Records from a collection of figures

## Begin

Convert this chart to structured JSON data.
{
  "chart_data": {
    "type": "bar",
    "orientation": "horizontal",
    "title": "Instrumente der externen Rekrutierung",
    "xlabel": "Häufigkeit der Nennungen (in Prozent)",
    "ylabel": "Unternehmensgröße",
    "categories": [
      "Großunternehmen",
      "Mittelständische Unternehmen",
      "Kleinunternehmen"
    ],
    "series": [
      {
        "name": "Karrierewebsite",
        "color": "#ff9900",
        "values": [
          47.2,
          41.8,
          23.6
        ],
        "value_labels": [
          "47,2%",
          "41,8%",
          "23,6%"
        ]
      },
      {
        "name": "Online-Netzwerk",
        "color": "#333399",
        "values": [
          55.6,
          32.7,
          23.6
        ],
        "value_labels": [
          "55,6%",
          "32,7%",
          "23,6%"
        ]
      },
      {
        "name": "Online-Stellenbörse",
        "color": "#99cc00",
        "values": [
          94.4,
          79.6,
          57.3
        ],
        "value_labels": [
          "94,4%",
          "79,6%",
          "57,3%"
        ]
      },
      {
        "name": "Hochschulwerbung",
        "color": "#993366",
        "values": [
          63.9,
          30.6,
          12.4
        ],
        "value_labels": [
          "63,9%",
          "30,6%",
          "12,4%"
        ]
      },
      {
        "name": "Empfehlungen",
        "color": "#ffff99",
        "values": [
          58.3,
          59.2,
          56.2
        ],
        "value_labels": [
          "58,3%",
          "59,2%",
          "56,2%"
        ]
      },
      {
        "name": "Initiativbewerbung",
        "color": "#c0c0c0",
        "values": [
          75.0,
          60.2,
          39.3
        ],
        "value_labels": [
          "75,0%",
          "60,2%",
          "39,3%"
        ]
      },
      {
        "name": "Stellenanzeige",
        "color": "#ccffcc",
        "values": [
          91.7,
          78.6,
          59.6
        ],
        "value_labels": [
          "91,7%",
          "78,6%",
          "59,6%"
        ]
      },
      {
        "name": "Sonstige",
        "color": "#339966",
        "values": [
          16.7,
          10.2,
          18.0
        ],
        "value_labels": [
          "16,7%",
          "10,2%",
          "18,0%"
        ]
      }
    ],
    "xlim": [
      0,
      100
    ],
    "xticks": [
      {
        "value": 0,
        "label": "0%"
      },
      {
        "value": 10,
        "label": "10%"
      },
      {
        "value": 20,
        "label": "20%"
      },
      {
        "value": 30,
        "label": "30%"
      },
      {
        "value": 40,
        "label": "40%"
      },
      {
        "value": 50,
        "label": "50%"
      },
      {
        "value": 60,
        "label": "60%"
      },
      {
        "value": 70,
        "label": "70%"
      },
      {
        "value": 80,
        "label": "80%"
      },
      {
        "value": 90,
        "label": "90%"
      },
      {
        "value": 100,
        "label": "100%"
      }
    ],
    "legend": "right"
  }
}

## End

TASK DIRECTIONS: Extract all lines containing the word "Online".

FINISHED TASK:
        "name": "Online-Netzwerk",
        "name": "Online-Stellenbörse",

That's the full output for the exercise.